__Records for the task__.

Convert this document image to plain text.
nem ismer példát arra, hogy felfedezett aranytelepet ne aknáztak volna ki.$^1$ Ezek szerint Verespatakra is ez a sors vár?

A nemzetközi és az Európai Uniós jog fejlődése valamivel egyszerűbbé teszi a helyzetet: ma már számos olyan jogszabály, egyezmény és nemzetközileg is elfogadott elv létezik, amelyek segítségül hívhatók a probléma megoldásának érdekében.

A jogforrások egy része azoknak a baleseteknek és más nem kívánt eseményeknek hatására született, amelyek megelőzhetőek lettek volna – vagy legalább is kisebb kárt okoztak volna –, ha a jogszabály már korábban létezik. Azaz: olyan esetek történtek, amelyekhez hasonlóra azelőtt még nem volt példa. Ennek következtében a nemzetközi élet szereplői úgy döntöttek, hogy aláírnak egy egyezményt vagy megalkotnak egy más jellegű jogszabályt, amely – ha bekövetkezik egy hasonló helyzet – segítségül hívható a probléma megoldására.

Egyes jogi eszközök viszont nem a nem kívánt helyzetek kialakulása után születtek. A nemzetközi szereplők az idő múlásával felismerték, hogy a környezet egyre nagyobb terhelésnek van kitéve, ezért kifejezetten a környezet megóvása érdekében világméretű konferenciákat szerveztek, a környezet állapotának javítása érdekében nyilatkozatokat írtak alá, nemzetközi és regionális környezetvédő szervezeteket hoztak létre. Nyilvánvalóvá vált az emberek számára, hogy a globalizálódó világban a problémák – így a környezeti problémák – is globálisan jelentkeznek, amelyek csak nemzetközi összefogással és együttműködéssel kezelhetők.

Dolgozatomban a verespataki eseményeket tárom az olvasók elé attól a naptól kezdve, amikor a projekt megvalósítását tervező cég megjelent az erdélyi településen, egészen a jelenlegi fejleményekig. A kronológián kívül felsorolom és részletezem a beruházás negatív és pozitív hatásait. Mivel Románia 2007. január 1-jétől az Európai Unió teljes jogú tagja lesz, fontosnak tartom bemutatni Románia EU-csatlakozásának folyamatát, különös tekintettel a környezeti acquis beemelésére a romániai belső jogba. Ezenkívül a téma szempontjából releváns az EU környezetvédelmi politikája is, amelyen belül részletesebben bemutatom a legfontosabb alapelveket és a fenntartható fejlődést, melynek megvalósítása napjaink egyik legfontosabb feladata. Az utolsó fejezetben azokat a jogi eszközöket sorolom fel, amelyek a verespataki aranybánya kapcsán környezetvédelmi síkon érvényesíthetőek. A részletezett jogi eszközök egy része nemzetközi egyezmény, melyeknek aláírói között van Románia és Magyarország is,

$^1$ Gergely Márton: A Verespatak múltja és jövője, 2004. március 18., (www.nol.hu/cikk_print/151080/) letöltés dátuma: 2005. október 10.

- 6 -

__Written problem__. Reproduce the data in full, exactly as presented.

__Full response__.
Convert this document image to plain text.
nem ismer példát arra, hogy felfedezett aranytelepet ne aknáztak volna ki.$^1$ Ezek szerint Verespatakra is ez a sors vár?

A nemzetközi és az Európai Uniós jog fejlődése valamivel egyszerűbbé teszi a helyzetet: ma már számos olyan jogszabály, egyezmény és nemzetközileg is elfogadott elv létezik, amelyek segítségül hívhatók a probléma megoldásának érdekében.

A jogforrások egy része azoknak a baleseteknek és más nem kívánt eseményeknek hatására született, amelyek megelőzhetőek lettek volna – vagy legalább is kisebb kárt okoztak volna –, ha a jogszabály már korábban létezik. Azaz: olyan esetek történtek, amelyekhez hasonlóra azelőtt még nem volt példa. Ennek következtében a nemzetközi élet szereplői úgy döntöttek, hogy aláírnak egy egyezményt vagy megalkotnak egy más jellegű jogszabályt, amely – ha bekövetkezik egy hasonló helyzet – segítségül hívható a probléma megoldására.

Egyes jogi eszközök viszont nem a nem kívánt helyzetek kialakulása után születtek. A nemzetközi szereplők az idő múlásával felismerték, hogy a környezet egyre nagyobb terhelésnek van kitéve, ezért kifejezetten a környezet megóvása érdekében világméretű konferenciákat szerveztek, a környezet állapotának javítása érdekében nyilatkozatokat írtak alá, nemzetközi és regionális környezetvédő szervezeteket hoztak létre. Nyilvánvalóvá vált az emberek számára, hogy a globalizálódó világban a problémák – így a környezeti problémák – is globálisan jelentkeznek, amelyek csak nemzetközi összefogással és együttműködéssel kezelhetők.

Dolgozatomban a verespataki eseményeket tárom az olvasók elé attól a naptól kezdve, amikor a projekt megvalósítását tervező cég megjelent az erdélyi településen, egészen a jelenlegi fejleményekig. A kronológián kívül felsorolom és részletezem a beruházás negatív és pozitív hatásait. Mivel Románia 2007. január 1-jétől az Európai Unió teljes jogú tagja lesz, fontosnak tartom bemutatni Románia EU-csatlakozásának folyamatát, különös tekintettel a környezeti acquis beemelésére a romániai belső jogba. Ezenkívül a téma szempontjából releváns az EU környezetvédelmi politikája is, amelyen belül részletesebben bemutatom a legfontosabb alapelveket és a fenntartható fejlődést, melynek megvalósítása napjaink egyik legfontosabb feladata. Az utolsó fejezetben azokat a jogi eszközöket sorolom fel, amelyek a verespataki aranybánya kapcsán környezetvédelmi síkon érvényesíthetőek. A részletezett jogi eszközök egy része nemzetközi egyezmény, melyeknek aláírói között van Románia és Magyarország is,

$^1$ Gergely Márton: A Verespatak múltja és jövője, 2004. március 18., (www.nol.hu/cikk_print/151080/) letöltés dátuma: 2005. október 10.

- 6 -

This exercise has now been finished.